- PROBLEM TO SOLVE: Filter this material down to the lines that hold "Debattre", copying each one.

- PROVIDED RECORDS:
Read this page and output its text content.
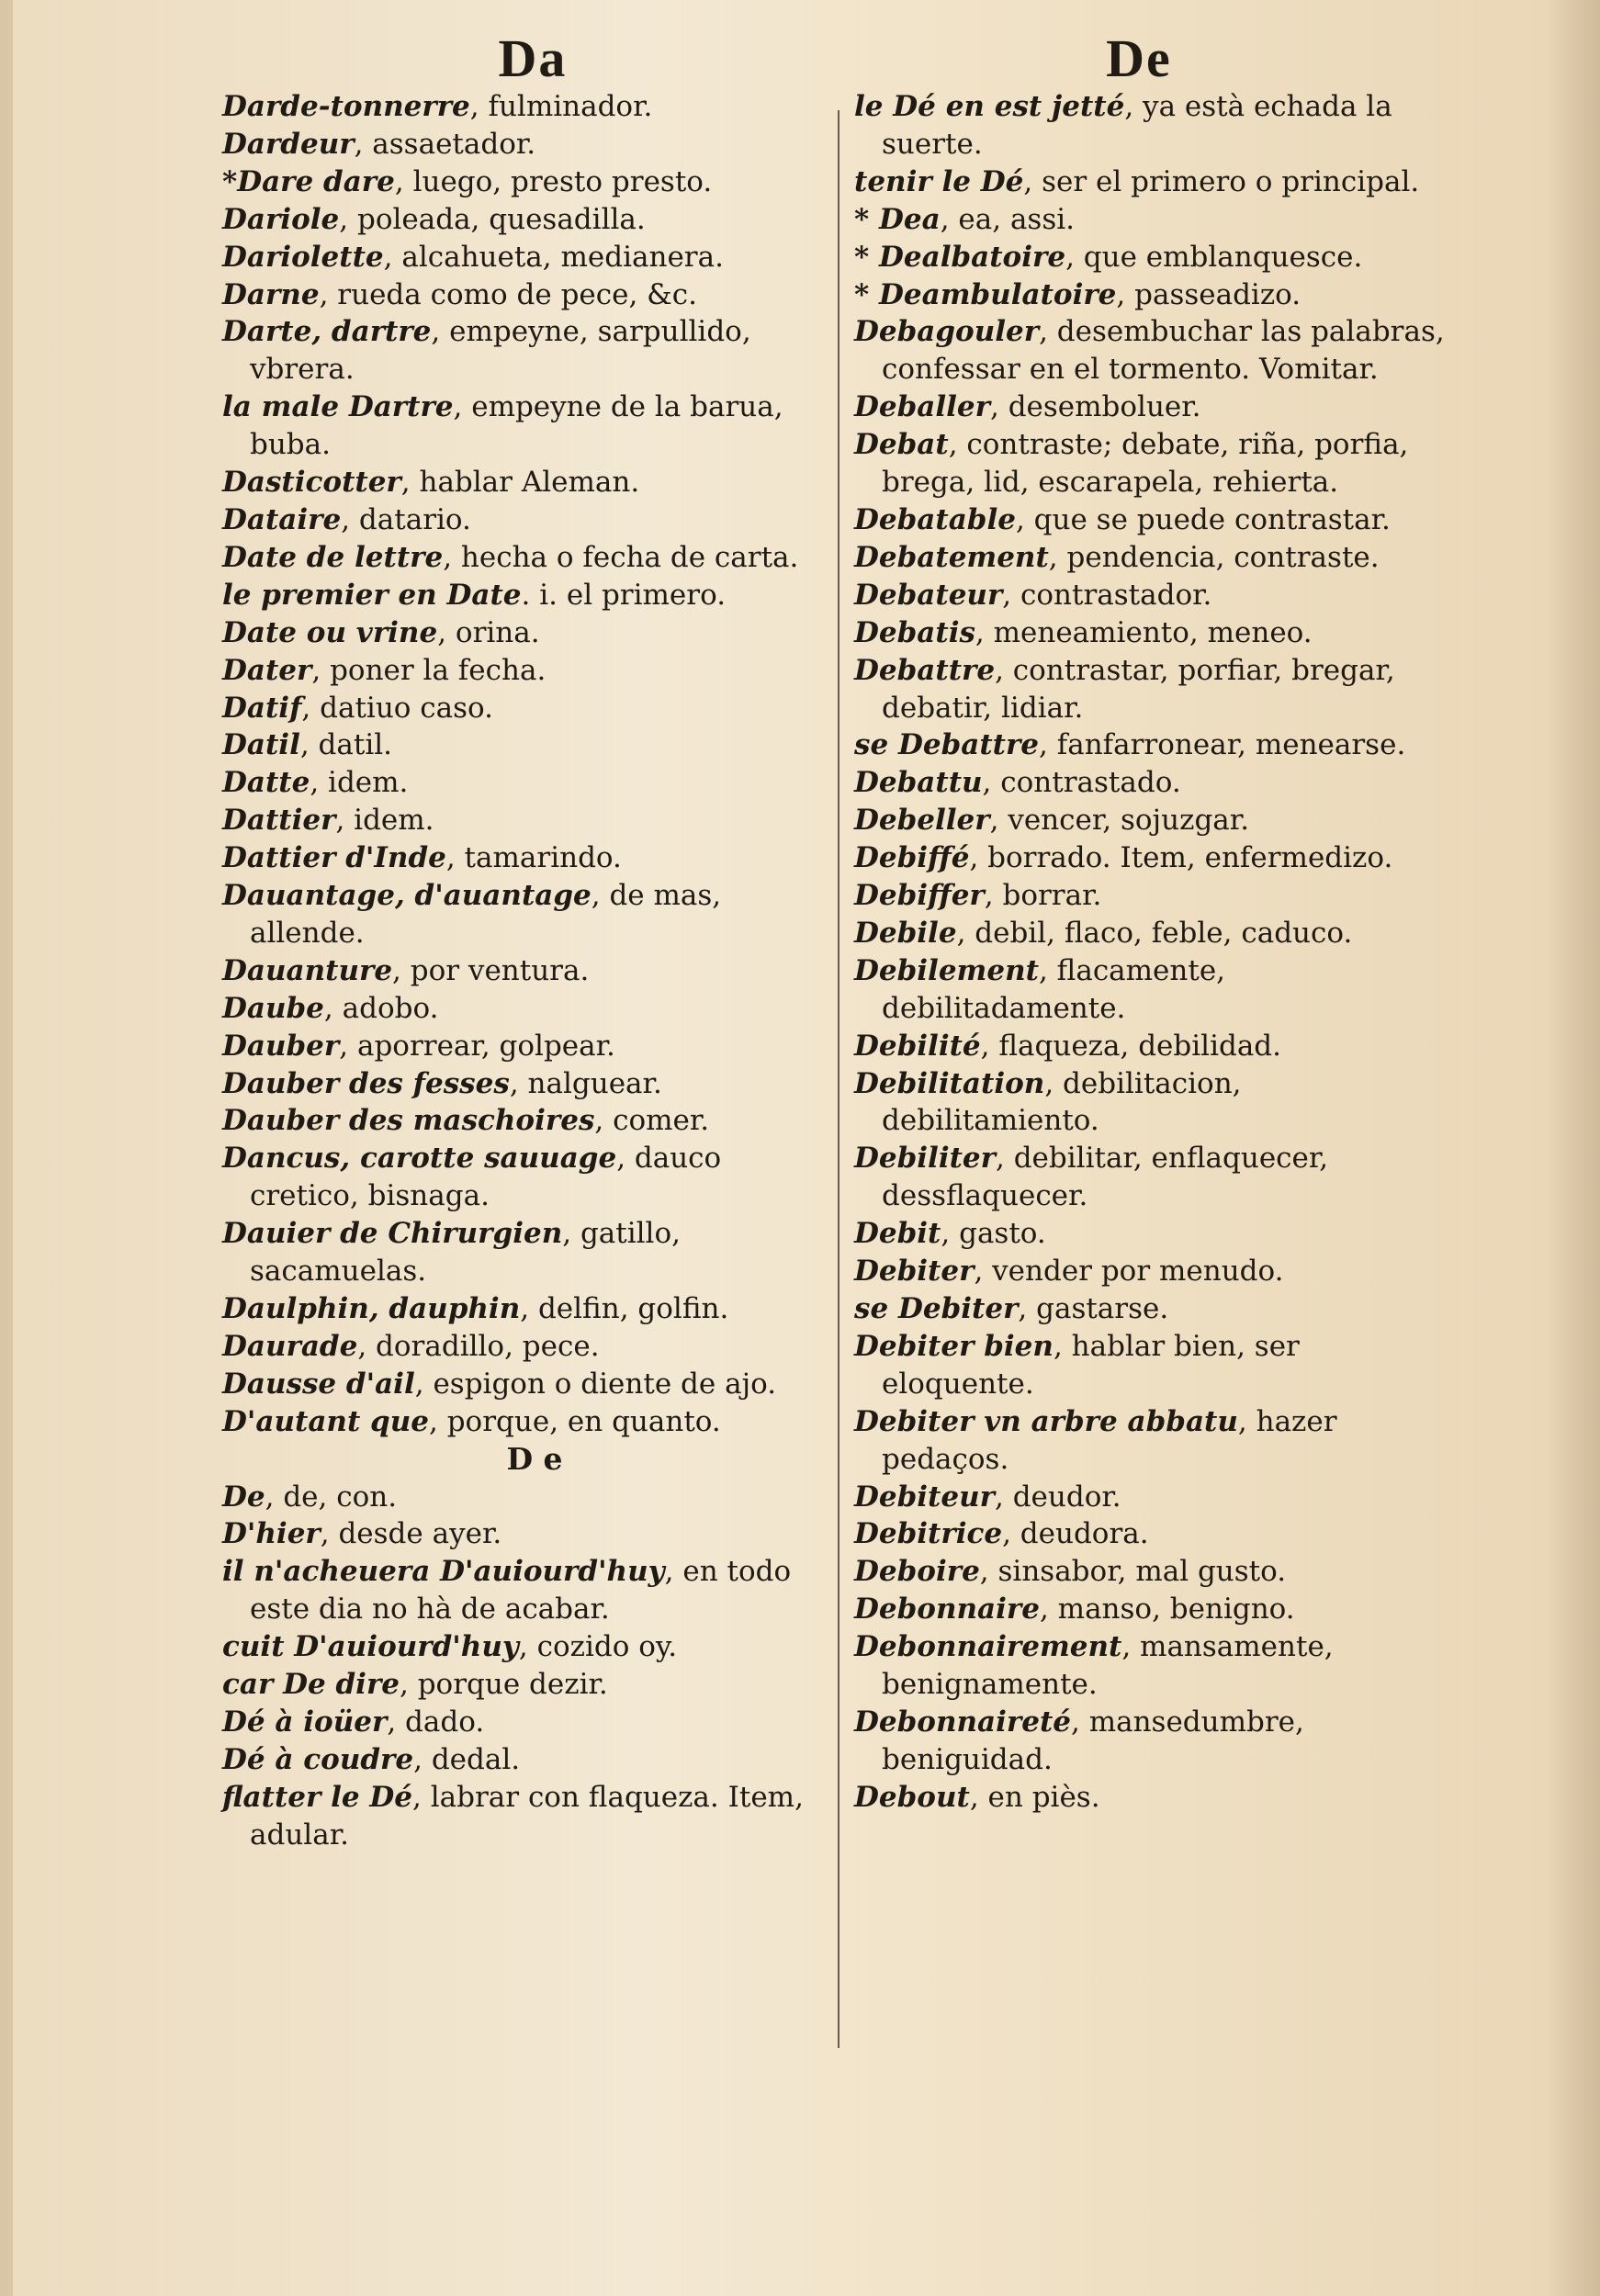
Da	De

Darde-tonnerre, fulminador.

Dardeur, assaetador.

*Dare dare, luego, presto presto.

Dariole, poleada, quesadilla.

Dariolette, alcahueta, medianera.

Darne, rueda como de pece, &c.

Darte, dartre, empeyne, sarpullido, vbrera.

la male Dartre, empeyne de la barua, buba.

Dasticotter, hablar Aleman.

Dataire, datario.

Date de lettre, hecha o fecha de carta.

le premier en Date. i. el primero.

Date ou vrine, orina.

Dater, poner la fecha.

Datif, datiuo caso.

Datil, datil.

Datte, idem.

Dattier, idem.

Dattier d'Inde, tamarindo.

Dauantage, d'auantage, de mas, allende.

Dauanture, por ventura.

Daube, adobo.

Dauber, aporrear, golpear.

Dauber des fesses, nalguear.

Dauber des maschoires, comer.

Dancus, carotte sauuage, dauco cretico, bisnaga.

Dauier de Chirurgien, gatillo, sacamuelas.

Daulphin, dauphin, delfin, golfin.

Daurade, doradillo, pece.

Dausse d'ail, espigon o diente de ajo.

D'autant que, porque, en quanto.

D e

De, de, con.

D'hier, desde ayer.

il n'acheuera D'auiourd'huy, en todo este dia no hà de acabar.

cuit D'auiourd'huy, cozido oy.

car De dire, porque dezir.

Dé à ioüer, dado.

Dé à coudre, dedal.

flatter le Dé, labrar con flaqueza. Item, adular.

le Dé en est jetté, ya està echada la suerte.

tenir le Dé, ser el primero o principal.

* Dea, ea, assi.

* Dealbatoire, que emblanquesce.

* Deambulatoire, passeadizo.

Debagouler, desembuchar las palabras, confessar en el tormento. Vomitar.

Deballer, desemboluer.

Debat, contraste; debate, riña, porfia, brega, lid, escarapela, rehierta.

Debatable, que se puede contrastar.

Debatement, pendencia, contraste.

Debateur, contrastador.

Debatis, meneamiento, meneo.

Debattre, contrastar, porfiar, bregar, debatir, lidiar.

se Debattre, fanfarronear, menearse.

Debattu, contrastado.

Debeller, vencer, sojuzgar.

Debiffé, borrado. Item, enfermedizo.

Debiffer, borrar.

Debile, debil, flaco, feble, caduco.

Debilement, flacamente, debilitadamente.

Debilité, flaqueza, debilidad.

Debilitation, debilitacion, debilitamiento.

Debiliter, debilitar, enflaquecer, dessflaquecer.

Debit, gasto.

Debiter, vender por menudo.

se Debiter, gastarse.

Debiter bien, hablar bien, ser eloquente.

Debiter vn arbre abbatu, hazer pedaços.

Debiteur, deudor.

Debitrice, deudora.

Deboire, sinsabor, mal gusto.

Debonnaire, manso, benigno.

Debonnairement, mansamente, benignamente.

Debonnaireté, mansedumbre, beniguidad.

Debout, en piès.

- ANSWER TO THE EXERCISE:
Debattre, contrastar, porfiar, bregar, debatir, lidiar.
se Debattre, fanfarronear, menearse.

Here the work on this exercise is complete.